Exercise inputs ->
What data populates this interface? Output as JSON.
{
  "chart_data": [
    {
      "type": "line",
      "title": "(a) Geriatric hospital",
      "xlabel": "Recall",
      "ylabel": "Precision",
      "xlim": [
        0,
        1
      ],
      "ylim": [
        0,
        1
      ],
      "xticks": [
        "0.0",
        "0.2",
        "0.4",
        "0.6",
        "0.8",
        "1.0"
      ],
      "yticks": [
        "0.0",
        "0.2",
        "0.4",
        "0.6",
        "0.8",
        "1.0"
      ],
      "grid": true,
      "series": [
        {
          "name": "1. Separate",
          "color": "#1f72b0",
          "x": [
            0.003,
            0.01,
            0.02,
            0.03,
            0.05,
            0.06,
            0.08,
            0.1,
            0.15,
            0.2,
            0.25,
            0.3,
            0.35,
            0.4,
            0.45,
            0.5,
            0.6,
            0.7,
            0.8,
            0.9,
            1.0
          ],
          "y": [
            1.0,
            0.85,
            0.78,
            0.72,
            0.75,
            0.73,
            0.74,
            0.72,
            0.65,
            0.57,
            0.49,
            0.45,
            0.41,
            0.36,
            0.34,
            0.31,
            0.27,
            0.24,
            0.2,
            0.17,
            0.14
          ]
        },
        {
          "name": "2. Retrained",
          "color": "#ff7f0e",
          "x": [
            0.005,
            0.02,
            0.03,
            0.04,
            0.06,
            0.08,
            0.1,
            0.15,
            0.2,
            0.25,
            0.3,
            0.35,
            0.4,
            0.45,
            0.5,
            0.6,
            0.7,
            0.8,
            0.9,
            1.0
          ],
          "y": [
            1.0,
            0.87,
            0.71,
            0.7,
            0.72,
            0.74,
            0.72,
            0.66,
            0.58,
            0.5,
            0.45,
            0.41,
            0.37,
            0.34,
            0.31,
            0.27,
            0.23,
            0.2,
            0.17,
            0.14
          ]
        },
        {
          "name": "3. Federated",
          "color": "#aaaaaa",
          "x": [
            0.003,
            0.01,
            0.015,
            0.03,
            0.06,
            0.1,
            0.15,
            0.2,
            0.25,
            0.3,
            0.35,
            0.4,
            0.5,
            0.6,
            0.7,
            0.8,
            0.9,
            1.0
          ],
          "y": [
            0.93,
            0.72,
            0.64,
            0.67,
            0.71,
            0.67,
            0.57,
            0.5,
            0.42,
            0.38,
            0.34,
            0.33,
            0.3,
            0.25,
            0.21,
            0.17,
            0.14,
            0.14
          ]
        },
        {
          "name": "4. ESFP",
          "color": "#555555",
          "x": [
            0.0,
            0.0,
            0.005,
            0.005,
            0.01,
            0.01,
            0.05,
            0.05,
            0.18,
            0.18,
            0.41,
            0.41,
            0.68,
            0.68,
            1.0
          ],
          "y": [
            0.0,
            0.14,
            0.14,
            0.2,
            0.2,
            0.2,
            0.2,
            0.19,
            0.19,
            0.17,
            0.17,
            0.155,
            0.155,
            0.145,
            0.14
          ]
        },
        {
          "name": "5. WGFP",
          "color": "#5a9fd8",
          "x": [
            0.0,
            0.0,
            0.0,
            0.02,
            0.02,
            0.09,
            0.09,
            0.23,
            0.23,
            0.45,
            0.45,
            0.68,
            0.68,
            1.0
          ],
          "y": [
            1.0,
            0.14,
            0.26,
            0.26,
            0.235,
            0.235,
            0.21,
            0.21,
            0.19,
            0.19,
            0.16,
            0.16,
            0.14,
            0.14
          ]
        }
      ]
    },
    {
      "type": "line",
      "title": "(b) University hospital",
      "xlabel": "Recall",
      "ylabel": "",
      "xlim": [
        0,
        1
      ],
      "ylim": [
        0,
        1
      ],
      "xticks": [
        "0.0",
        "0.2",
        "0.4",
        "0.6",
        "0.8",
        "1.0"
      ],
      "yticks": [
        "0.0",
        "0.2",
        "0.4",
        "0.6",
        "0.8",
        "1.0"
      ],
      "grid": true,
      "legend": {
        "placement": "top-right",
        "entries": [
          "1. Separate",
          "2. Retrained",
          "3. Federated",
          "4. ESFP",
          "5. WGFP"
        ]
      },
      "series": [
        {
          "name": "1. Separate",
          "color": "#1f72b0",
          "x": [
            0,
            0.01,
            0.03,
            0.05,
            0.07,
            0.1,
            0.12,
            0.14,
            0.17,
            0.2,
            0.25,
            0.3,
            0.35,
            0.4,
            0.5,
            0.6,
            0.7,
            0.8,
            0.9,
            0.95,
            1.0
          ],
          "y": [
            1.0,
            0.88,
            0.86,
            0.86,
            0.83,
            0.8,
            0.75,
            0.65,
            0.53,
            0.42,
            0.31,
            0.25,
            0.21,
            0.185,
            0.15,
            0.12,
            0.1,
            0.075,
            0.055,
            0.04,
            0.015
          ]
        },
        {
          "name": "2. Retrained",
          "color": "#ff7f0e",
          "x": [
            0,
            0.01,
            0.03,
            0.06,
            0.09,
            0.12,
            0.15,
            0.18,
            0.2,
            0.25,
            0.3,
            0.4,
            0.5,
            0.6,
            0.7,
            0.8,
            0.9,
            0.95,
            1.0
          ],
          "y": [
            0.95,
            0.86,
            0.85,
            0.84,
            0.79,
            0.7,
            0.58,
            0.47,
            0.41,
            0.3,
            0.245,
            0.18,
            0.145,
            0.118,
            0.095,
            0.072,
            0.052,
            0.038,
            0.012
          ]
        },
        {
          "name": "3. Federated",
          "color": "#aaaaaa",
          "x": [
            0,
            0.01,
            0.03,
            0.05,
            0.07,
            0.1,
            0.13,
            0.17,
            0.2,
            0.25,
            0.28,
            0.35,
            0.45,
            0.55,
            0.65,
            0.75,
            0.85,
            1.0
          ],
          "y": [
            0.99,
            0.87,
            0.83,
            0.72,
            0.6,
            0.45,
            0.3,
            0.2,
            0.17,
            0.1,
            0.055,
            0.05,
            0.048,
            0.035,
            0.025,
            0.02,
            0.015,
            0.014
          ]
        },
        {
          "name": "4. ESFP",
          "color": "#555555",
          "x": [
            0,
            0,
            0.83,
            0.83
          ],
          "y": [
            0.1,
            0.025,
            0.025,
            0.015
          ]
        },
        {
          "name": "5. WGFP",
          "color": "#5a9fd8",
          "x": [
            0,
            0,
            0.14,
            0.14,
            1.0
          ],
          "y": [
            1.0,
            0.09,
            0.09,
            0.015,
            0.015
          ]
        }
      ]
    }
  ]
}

Task statement ->
All of the material above needs to be retyped word for word.

The completed task ->
What data populates this interface? Output as JSON.
{
  "chart_data": [
    {
      "type": "line",
      "title": "(a) Geriatric hospital",
      "xlabel": "Recall",
      "ylabel": "Precision",
      "xlim": [
        0,
        1
      ],
      "ylim": [
        0,
        1
      ],
      "xticks": [
        "0.0",
        "0.2",
        "0.4",
        "0.6",
        "0.8",
        "1.0"
      ],
      "yticks": [
        "0.0",
        "0.2",
        "0.4",
        "0.6",
        "0.8",
        "1.0"
      ],
      "grid": true,
      "series": [
        {
          "name": "1. Separate",
          "color": "#1f72b0",
          "x": [
            0.003,
            0.01,
            0.02,
            0.03,
            0.05,
            0.06,
            0.08,
            0.1,
            0.15,
            0.2,
            0.25,
            0.3,
            0.35,
            0.4,
            0.45,
            0.5,
            0.6,
            0.7,
            0.8,
            0.9,
            1.0
          ],
          "y": [
            1.0,
            0.85,
            0.78,
            0.72,
            0.75,
            0.73,
            0.74,
            0.72,
            0.65,
            0.57,
            0.49,
            0.45,
            0.41,
            0.36,
            0.34,
            0.31,
            0.27,
            0.24,
            0.2,
            0.17,
            0.14
          ]
        },
        {
          "name": "2. Retrained",
          "color": "#ff7f0e",
          "x": [
            0.005,
            0.02,
            0.03,
            0.04,
            0.06,
            0.08,
            0.1,
            0.15,
            0.2,
            0.25,
            0.3,
            0.35,
            0.4,
            0.45,
            0.5,
            0.6,
            0.7,
            0.8,
            0.9,
            1.0
          ],
          "y": [
            1.0,
            0.87,
            0.71,
            0.7,
            0.72,
            0.74,
            0.72,
            0.66,
            0.58,
            0.5,
            0.45,
            0.41,
            0.37,
            0.34,
            0.31,
            0.27,
            0.23,
            0.2,
            0.17,
            0.14
          ]
        },
        {
          "name": "3. Federated",
          "color": "#aaaaaa",
          "x": [
            0.003,
            0.01,
            0.015,
            0.03,
            0.06,
            0.1,
            0.15,
            0.2,
            0.25,
            0.3,
            0.35,
            0.4,
            0.5,
            0.6,
            0.7,
            0.8,
            0.9,
            1.0
          ],
          "y": [
            0.93,
            0.72,
            0.64,
            0.67,
            0.71,
            0.67,
            0.57,
            0.5,
            0.42,
            0.38,
            0.34,
            0.33,
            0.3,
            0.25,
            0.21,
            0.17,
            0.14,
            0.14
          ]
        },
        {
          "name": "4. ESFP",
          "color": "#555555",
          "x": [
            0.0,
            0.0,
            0.005,
            0.005,
            0.01,
            0.01,
            0.05,
            0.05,
            0.18,
            0.18,
            0.41,
            0.41,
            0.68,
            0.68,
            1.0
          ],
          "y": [
            0.0,
            0.14,
            0.14,
            0.2,
            0.2,
            0.2,
            0.2,
            0.19,
            0.19,
            0.17,
            0.17,
            0.155,
            0.155,
            0.145,
            0.14
          ]
        },
        {
          "name": "5. WGFP",
          "color": "#5a9fd8",
          "x": [
            0.0,
            0.0,
            0.0,
            0.02,
            0.02,
            0.09,
            0.09,
            0.23,
            0.23,
            0.45,
            0.45,
            0.68,
            0.68,
            1.0
          ],
          "y": [
            1.0,
            0.14,
            0.26,
            0.26,
            0.235,
            0.235,
            0.21,
            0.21,
            0.19,
            0.19,
            0.16,
            0.16,
            0.14,
            0.14
          ]
        }
      ]
    },
    {
      "type": "line",
      "title": "(b) University hospital",
      "xlabel": "Recall",
      "ylabel": "",
      "xlim": [
        0,
        1
      ],
      "ylim": [
        0,
        1
      ],
      "xticks": [
        "0.0",
        "0.2",
        "0.4",
        "0.6",
        "0.8",
        "1.0"
      ],
      "yticks": [
        "0.0",
        "0.2",
        "0.4",
        "0.6",
        "0.8",
        "1.0"
      ],
      "grid": true,
      "legend": {
        "placement": "top-right",
        "entries": [
          "1. Separate",
          "2. Retrained",
          "3. Federated",
          "4. ESFP",
          "5. WGFP"
        ]
      },
      "series": [
        {
          "name": "1. Separate",
          "color": "#1f72b0",
          "x": [
            0,
            0.01,
            0.03,
            0.05,
            0.07,
            0.1,
            0.12,
            0.14,
            0.17,
            0.2,
            0.25,
            0.3,
            0.35,
            0.4,
            0.5,
            0.6,
            0.7,
            0.8,
            0.9,
            0.95,
            1.0
          ],
          "y": [
            1.0,
            0.88,
            0.86,
            0.86,
            0.83,
            0.8,
            0.75,
            0.65,
            0.53,
            0.42,
            0.31,
            0.25,
            0.21,
            0.185,
            0.15,
            0.12,
            0.1,
            0.075,
            0.055,
            0.04,
            0.015
          ]
        },
        {
          "name": "2. Retrained",
          "color": "#ff7f0e",
          "x": [
            0,
            0.01,
            0.03,
            0.06,
            0.09,
            0.12,
            0.15,
            0.18,
            0.2,
            0.25,
            0.3,
            0.4,
            0.5,
            0.6,
            0.7,
            0.8,
            0.9,
            0.95,
            1.0
          ],
          "y": [
            0.95,
            0.86,
            0.85,
            0.84,
            0.79,
            0.7,
            0.58,
            0.47,
            0.41,
            0.3,
            0.245,
            0.18,
            0.145,
            0.118,
            0.095,
            0.072,
            0.052,
            0.038,
            0.012
          ]
        },
        {
          "name": "3. Federated",
          "color": "#aaaaaa",
          "x": [
            0,
            0.01,
            0.03,
            0.05,
            0.07,
            0.1,
            0.13,
            0.17,
            0.2,
            0.25,
            0.28,
            0.35,
            0.45,
            0.55,
            0.65,
            0.75,
            0.85,
            1.0
          ],
          "y": [
            0.99,
            0.87,
            0.83,
            0.72,
            0.6,
            0.45,
            0.3,
            0.2,
            0.17,
            0.1,
            0.055,
            0.05,
            0.048,
            0.035,
            0.025,
            0.02,
            0.015,
            0.014
          ]
        },
        {
          "name": "4. ESFP",
          "color": "#555555",
          "x": [
            0,
            0,
            0.83,
            0.83
          ],
          "y": [
            0.1,
            0.025,
            0.025,
            0.015
          ]
        },
        {
          "name": "5. WGFP",
          "color": "#5a9fd8",
          "x": [
            0,
            0,
            0.14,
            0.14,
            1.0
          ],
          "y": [
            1.0,
            0.09,
            0.09,
            0.015,
            0.015
          ]
        }
      ]
    }
  ]
}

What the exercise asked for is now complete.